**** Entries shown

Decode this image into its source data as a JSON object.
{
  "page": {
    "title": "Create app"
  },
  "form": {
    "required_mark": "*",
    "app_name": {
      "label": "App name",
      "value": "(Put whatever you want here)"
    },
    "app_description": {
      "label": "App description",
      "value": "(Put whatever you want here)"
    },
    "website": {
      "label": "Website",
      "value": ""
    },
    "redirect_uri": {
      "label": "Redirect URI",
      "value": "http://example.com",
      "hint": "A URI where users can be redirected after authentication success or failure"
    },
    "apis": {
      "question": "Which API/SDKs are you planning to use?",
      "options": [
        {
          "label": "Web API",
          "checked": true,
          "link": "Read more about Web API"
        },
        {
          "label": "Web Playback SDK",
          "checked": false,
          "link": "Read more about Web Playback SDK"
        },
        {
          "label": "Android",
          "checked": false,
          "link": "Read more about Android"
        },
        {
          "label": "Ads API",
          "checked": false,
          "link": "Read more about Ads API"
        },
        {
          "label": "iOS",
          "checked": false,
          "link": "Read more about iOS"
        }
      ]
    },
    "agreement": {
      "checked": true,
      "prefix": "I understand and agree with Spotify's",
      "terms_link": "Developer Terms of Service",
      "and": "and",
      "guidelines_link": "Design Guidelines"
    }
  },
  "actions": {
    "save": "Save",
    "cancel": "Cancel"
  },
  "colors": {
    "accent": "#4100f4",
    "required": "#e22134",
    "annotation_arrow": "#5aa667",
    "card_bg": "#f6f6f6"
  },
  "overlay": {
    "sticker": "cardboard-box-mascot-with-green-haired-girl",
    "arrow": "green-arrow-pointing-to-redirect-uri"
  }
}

********

**Work to complete**
In the records above, find each line that holds the word "Read"; copy all such lines.

**Solution to the exercise**
          "link": "Read more about Web API"
          "link": "Read more about Web Playback SDK"
          "link": "Read more about Android"
          "link": "Read more about Ads API"
          "link": "Read more about iOS"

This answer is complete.